**What you should do:** Continue the news report on the Sicilian thief's appeal from the point where it stops.
## BEGIN Reading text
Sicilian thief's repatriation order overturned, sentence reduced on appeal

The court of Criminal Appeal has revoked a repatriation order and reduced a prison sentence previously handed to a Sicilian man who admitted to having committed over a dozen thefts in the space of a fortnight

Matthew Agius
6 September 2017, 4:00pm
Carmelo Ciranna, 41, admitted to having carried out 15 separate thefts between 25 December 2016 and 8 January 2017, targeting homes in Marsascala, ┼╗abbar and Birkirkara. Jewellery, watches, electronics, ornaments and cash, thought to be worth some €100,000 in total were stolen in the thefts. A petrol station in Qormi was also robbed of its stock of car batteries, by the Sicilian, during his crime spree. Ciranna had also been charged with causing voluntary damage to property in relation to each of the incidents. Given the value of the items stolen, had he not pleaded guilty to the charges, Cirana would have faced a trial by jury.

In view of his admission, last March a court of Magistrates jailed the Sicilian for 7 years and ordered that he be immediately repatriated after serving his sentence.

But Ciranna's lawyer, Arthur Azzopardi, had filed an appeal, arguing amongst other things, that the charge of voluntary damage should not have been a separate charge, meaning that he was being punished twice for the same offence and this in the same proceedings. He also insisted that the charge of handling stolen goods was alternative to that of theft and if guilt was found in one, the other charge could not subsist. The Sicilian also decried the punishment he received, saying that the court of magistrates had failed to take into account the degree of his involvement, his early admission and cooperation with the police, the reformative aspect of punishment and whether or not he had made good for the damage caused.
## END Reading text
## BEGIN Data excerpts
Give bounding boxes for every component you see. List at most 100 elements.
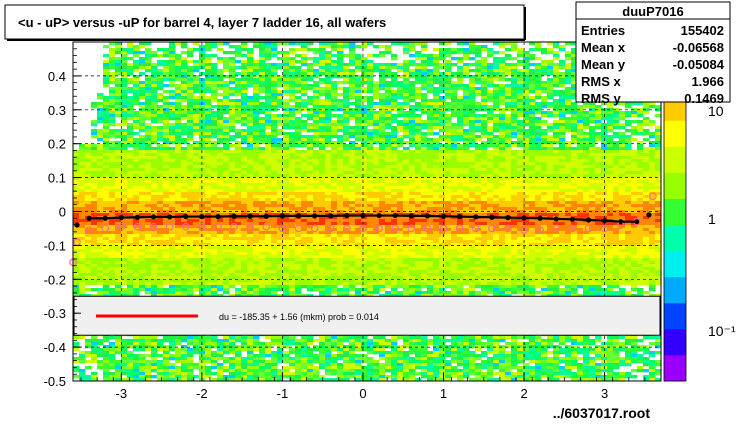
## END Data excerpts
## BEGIN Data excerpts
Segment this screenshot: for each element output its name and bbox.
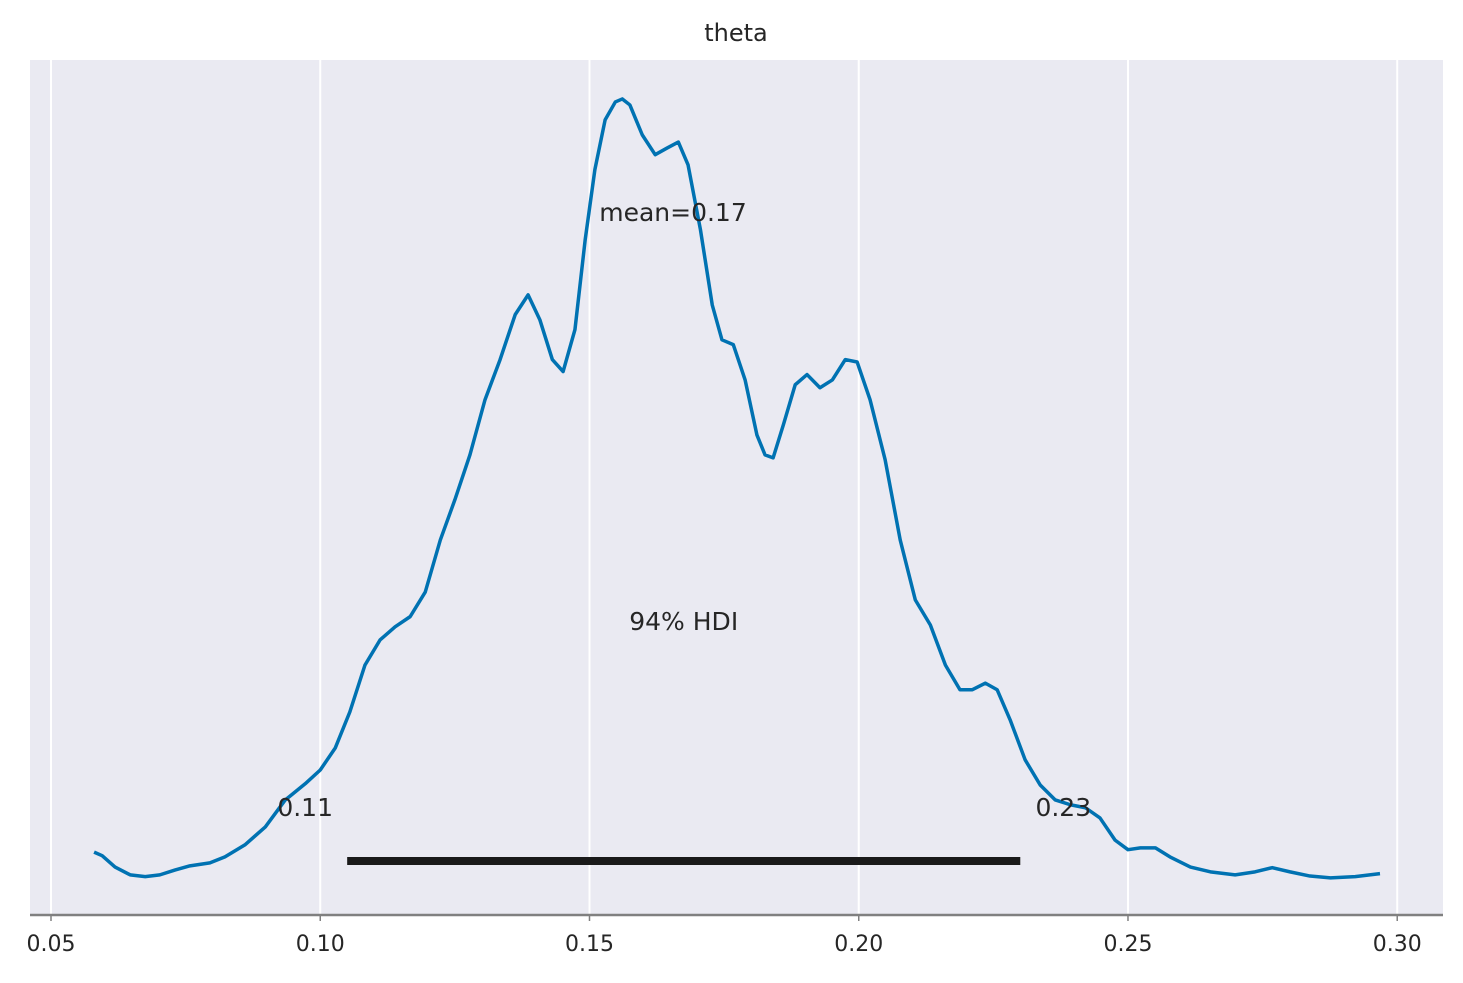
## END Data excerpts
## BEGIN Data excerpts
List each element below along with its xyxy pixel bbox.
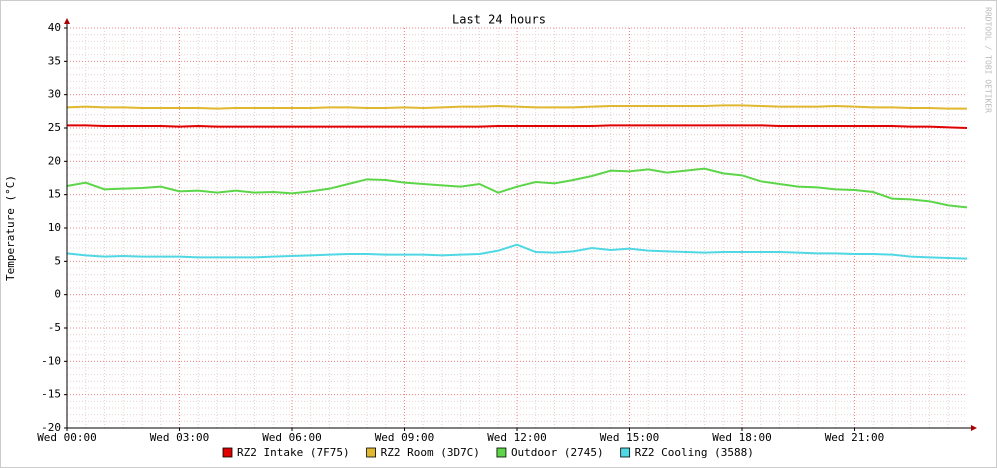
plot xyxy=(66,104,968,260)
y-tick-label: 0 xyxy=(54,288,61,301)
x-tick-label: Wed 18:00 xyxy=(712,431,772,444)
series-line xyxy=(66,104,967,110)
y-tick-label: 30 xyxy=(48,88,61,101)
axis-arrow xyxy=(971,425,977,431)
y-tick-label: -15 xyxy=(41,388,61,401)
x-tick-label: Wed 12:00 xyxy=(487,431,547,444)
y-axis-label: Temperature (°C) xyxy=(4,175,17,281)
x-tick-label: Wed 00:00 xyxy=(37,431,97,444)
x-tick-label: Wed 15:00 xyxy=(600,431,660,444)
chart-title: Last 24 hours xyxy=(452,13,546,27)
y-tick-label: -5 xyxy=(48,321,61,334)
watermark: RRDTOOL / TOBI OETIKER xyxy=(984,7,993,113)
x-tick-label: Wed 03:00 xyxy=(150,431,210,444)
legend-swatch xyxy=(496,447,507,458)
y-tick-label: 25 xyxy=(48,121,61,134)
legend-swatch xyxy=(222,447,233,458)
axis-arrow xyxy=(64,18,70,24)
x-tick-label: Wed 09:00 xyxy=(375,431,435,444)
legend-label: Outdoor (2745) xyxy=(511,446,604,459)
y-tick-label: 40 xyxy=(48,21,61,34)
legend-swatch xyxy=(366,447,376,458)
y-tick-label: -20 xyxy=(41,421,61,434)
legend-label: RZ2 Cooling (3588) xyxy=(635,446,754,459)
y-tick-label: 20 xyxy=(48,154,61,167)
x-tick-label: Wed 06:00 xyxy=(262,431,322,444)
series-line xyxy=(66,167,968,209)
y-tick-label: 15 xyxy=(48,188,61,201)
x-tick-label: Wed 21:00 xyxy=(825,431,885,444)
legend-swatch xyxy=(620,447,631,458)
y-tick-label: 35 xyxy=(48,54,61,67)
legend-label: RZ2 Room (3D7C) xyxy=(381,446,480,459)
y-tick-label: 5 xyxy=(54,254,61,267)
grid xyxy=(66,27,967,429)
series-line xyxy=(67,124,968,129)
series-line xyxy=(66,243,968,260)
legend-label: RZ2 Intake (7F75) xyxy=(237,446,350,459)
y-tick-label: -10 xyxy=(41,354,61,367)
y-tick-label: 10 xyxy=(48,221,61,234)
## END Data excerpts
**Result of the exercise:**
The Sicilian’s lawyer observed that the lower court, which had noted Ciranna’s “colourful and voluminous” criminal record and his time spent behind bars, should have considered the fact that its choice of punishment “would probably not address the reformative aspect of our judicial system.” The defence said its view was strengthened by a report from Ciranna’s probation officer, who recommended that the appellant needed a controlled, drug-free environment to overcome the addiction which had spurred the man’s crimes. Given the rampant drug abuse in Corradino Correctional Facility, this was not a “controlled environment,” he argued.

But the defence’s strongest objection was to the repatriation order that would follow after Ciranna served his sentence. Azzopardi argued that the order breached the EU Citizens' Rights Directive, now part of Maltese law, which provides that “an expulsion decision may not be taken against Union citizens, except if the decision is based on imperative grounds of public security... if they have resided in the host Member State for the previous ten years.”

In his judgment, amending the punishment, Judge Antonio Mizzi said the court “was in perfect agreement with the arguments raised by the appellant.”

The accused had also spent the past 18 years in Malta, was married to a Maltese citizen and had three children, observed the court, and therefore he could not be expelled from the country.

Some of the charges clearly overlapped and others were alternative to one another, said the judge, explaining that this oversight led the Criminal Court to have doubts as to the punishment inflicted.

For this reason, Ciranna’s conviction was confirmed, but his punishment was reduced from 7 years to 5 years imprisonment, with the court also revoking the repatriation order.

Court reporter Matthew Agius is a Legal Procurator and Commissioner for Oaths. Prior to re...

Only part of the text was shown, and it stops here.